__WORK TO COMPLETE__
For every line in the data below that contains "Bookmarks", copy the line.

[Saved entries]
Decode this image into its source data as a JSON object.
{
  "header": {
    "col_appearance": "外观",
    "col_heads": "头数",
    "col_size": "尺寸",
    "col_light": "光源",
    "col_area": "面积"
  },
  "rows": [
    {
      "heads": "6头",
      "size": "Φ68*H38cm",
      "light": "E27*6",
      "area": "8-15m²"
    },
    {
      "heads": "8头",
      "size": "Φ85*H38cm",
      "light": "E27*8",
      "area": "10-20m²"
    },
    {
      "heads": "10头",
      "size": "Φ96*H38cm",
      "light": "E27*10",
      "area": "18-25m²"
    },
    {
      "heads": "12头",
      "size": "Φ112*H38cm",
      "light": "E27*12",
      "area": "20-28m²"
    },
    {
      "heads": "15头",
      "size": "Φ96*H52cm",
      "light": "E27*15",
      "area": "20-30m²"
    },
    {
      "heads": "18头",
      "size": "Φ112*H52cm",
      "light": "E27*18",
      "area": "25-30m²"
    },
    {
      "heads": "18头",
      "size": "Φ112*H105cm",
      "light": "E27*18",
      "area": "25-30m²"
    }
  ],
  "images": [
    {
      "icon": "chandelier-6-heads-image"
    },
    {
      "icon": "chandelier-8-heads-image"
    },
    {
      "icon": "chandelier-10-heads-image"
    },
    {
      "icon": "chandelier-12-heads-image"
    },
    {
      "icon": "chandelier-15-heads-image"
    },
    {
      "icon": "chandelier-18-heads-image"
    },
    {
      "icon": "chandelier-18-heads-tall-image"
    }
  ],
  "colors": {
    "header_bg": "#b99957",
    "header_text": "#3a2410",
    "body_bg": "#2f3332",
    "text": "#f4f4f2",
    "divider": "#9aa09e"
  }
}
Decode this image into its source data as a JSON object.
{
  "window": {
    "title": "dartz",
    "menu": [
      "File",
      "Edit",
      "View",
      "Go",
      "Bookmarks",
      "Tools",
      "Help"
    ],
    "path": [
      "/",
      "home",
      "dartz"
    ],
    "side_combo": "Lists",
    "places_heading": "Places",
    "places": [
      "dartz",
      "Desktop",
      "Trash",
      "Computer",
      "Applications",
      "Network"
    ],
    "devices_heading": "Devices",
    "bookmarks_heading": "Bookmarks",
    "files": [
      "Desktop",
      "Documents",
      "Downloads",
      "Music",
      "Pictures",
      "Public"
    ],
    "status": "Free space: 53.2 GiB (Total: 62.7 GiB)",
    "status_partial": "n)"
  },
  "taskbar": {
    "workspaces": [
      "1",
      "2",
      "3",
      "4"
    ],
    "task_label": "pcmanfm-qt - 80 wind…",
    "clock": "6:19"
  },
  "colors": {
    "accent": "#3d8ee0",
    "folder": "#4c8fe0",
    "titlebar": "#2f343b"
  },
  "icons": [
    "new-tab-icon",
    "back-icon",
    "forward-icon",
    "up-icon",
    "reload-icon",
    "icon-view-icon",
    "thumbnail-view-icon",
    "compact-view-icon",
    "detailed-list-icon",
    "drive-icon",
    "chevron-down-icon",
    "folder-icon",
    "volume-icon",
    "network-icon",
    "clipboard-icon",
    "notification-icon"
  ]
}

__WRITTEN REPLY__
      "Bookmarks",
    "bookmarks_heading": "Bookmarks",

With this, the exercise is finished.